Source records
++++++

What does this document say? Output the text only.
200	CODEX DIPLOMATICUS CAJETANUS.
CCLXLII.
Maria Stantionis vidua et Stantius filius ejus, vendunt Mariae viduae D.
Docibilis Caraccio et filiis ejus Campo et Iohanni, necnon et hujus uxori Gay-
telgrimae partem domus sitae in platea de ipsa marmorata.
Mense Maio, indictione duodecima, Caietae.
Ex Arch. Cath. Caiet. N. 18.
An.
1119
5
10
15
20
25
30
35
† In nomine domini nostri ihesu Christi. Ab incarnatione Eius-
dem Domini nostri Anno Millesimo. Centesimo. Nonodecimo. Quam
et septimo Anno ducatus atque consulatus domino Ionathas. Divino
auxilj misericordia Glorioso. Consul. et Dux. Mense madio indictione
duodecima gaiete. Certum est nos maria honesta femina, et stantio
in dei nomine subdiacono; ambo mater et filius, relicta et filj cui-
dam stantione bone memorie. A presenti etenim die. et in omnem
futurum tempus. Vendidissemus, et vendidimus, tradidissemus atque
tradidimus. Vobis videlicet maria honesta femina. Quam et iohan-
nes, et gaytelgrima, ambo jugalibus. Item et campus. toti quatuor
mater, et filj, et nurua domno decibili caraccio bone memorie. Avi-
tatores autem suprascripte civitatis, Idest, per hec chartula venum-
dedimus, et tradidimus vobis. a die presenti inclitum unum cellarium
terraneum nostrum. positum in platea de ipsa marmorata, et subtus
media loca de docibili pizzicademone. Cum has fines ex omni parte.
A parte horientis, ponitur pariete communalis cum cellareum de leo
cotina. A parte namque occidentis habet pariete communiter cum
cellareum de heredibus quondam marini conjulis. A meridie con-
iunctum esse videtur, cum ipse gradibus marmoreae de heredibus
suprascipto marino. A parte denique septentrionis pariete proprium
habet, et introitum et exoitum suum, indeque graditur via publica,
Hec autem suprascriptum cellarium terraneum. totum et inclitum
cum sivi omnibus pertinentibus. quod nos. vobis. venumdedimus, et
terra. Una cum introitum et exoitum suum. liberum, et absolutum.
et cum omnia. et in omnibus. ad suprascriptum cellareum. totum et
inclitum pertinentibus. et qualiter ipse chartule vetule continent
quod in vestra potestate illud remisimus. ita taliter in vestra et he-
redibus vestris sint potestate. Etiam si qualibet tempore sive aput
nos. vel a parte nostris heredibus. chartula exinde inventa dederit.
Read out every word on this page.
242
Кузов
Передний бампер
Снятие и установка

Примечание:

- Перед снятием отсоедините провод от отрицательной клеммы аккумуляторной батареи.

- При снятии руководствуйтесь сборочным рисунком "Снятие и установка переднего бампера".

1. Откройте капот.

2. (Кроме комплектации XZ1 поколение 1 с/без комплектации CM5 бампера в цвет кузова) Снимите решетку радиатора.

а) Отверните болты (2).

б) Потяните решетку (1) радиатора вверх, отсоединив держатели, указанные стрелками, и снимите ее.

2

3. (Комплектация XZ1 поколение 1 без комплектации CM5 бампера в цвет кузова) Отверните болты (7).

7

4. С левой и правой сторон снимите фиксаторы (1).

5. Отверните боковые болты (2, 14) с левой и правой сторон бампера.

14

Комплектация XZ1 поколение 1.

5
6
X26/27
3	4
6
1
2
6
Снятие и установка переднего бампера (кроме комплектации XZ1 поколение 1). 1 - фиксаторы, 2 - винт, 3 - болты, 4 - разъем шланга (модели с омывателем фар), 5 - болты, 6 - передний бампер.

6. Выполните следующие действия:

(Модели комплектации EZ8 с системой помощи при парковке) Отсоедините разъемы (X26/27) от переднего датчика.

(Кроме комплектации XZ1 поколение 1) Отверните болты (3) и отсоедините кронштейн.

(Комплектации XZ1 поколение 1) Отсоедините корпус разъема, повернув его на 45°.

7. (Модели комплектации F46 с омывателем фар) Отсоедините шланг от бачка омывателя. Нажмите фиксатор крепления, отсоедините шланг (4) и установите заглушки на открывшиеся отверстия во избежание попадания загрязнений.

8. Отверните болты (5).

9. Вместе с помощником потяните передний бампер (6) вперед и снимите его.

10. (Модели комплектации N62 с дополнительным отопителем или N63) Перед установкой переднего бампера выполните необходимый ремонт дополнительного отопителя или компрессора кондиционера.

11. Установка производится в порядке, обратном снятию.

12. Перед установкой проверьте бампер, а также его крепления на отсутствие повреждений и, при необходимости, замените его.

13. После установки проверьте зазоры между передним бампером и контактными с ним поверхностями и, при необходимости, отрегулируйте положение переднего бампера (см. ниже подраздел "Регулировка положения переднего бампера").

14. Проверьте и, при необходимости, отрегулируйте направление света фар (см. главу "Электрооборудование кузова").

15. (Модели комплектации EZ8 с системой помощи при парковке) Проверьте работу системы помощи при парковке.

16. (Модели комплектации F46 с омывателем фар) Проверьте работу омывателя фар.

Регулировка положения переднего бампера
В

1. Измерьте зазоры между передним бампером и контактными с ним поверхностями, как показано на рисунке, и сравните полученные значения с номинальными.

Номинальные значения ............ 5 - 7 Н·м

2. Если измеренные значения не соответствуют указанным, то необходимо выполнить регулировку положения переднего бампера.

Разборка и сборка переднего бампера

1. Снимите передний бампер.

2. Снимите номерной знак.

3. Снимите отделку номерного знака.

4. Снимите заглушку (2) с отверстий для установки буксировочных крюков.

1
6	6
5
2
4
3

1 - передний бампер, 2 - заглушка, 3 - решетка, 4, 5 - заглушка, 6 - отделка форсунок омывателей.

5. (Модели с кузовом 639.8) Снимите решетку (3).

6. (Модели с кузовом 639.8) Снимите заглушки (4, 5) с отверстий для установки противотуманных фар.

++++++

> **WHAT NEEDS TO BE DONE**:
From the records above, pull out every line containing the word "suprascriptum".

> **RESULT**:
Hec autem suprascriptum cellarium terraneum. totum et inclitum
et cum omnia. et in omnibus. ad suprascriptum cellareum. totum et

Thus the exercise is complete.